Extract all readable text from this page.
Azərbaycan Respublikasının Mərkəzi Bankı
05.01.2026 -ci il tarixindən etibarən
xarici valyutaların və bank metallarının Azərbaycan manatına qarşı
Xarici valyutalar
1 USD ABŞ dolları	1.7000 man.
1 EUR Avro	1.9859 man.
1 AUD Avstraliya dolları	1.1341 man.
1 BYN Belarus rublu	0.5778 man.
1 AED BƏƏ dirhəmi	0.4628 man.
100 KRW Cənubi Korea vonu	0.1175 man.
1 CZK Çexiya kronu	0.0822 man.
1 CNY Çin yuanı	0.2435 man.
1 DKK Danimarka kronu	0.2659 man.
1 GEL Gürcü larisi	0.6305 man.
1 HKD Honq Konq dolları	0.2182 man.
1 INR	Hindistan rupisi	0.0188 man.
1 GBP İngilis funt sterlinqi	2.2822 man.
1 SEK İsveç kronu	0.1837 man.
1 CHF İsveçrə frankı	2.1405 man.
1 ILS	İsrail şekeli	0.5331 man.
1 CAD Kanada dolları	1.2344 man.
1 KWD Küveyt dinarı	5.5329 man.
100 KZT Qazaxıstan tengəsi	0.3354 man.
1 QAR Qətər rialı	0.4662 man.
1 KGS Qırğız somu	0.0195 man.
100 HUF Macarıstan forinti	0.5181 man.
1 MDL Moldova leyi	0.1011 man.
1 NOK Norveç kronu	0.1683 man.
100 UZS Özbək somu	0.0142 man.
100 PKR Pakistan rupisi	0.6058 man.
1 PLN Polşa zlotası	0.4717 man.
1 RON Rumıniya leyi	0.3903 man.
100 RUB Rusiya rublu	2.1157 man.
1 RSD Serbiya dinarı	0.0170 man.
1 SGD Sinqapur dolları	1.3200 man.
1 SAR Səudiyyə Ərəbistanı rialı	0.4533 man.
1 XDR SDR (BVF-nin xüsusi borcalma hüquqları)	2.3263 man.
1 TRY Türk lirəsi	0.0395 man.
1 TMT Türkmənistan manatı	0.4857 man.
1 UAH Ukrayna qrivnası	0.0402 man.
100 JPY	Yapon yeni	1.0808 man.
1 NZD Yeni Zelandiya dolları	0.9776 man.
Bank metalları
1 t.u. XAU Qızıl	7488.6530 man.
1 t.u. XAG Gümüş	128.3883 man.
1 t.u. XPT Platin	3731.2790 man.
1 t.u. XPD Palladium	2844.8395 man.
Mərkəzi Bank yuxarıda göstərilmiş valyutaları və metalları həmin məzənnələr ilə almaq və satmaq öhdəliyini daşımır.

........

WORK TO COMPLETE
Using the data above, repeat every line exactly.

RESPONSE TO THE EXERCISE
Extract all readable text from this page.
Azərbaycan Respublikasının Mərkəzi Bankı
05.01.2026 -ci il tarixindən etibarən
xarici valyutaların və bank metallarının Azərbaycan manatına qarşı
Xarici valyutalar
1 USD ABŞ dolları	1.7000 man.
1 EUR Avro	1.9859 man.
1 AUD Avstraliya dolları	1.1341 man.
1 BYN Belarus rublu	0.5778 man.
1 AED BƏƏ dirhəmi	0.4628 man.
100 KRW Cənubi Korea vonu	0.1175 man.
1 CZK Çexiya kronu	0.0822 man.
1 CNY Çin yuanı	0.2435 man.
1 DKK Danimarka kronu	0.2659 man.
1 GEL Gürcü larisi	0.6305 man.
1 HKD Honq Konq dolları	0.2182 man.
1 INR	Hindistan rupisi	0.0188 man.
1 GBP İngilis funt sterlinqi	2.2822 man.
1 SEK İsveç kronu	0.1837 man.
1 CHF İsveçrə frankı	2.1405 man.
1 ILS	İsrail şekeli	0.5331 man.
1 CAD Kanada dolları	1.2344 man.
1 KWD Küveyt dinarı	5.5329 man.
100 KZT Qazaxıstan tengəsi	0.3354 man.
1 QAR Qətər rialı	0.4662 man.
1 KGS Qırğız somu	0.0195 man.
100 HUF Macarıstan forinti	0.5181 man.
1 MDL Moldova leyi	0.1011 man.
1 NOK Norveç kronu	0.1683 man.
100 UZS Özbək somu	0.0142 man.
100 PKR Pakistan rupisi	0.6058 man.
1 PLN Polşa zlotası	0.4717 man.
1 RON Rumıniya leyi	0.3903 man.
100 RUB Rusiya rublu	2.1157 man.
1 RSD Serbiya dinarı	0.0170 man.
1 SGD Sinqapur dolları	1.3200 man.
1 SAR Səudiyyə Ərəbistanı rialı	0.4533 man.
1 XDR SDR (BVF-nin xüsusi borcalma hüquqları)	2.3263 man.
1 TRY Türk lirəsi	0.0395 man.
1 TMT Türkmənistan manatı	0.4857 man.
1 UAH Ukrayna qrivnası	0.0402 man.
100 JPY	Yapon yeni	1.0808 man.
1 NZD Yeni Zelandiya dolları	0.9776 man.
Bank metalları
1 t.u. XAU Qızıl	7488.6530 man.
1 t.u. XAG Gümüş	128.3883 man.
1 t.u. XPT Platin	3731.2790 man.
1 t.u. XPD Palladium	2844.8395 man.
Mərkəzi Bank yuxarıda göstərilmiş valyutaları və metalları həmin məzənnələr ilə almaq və satmaq öhdəliyini daşımır.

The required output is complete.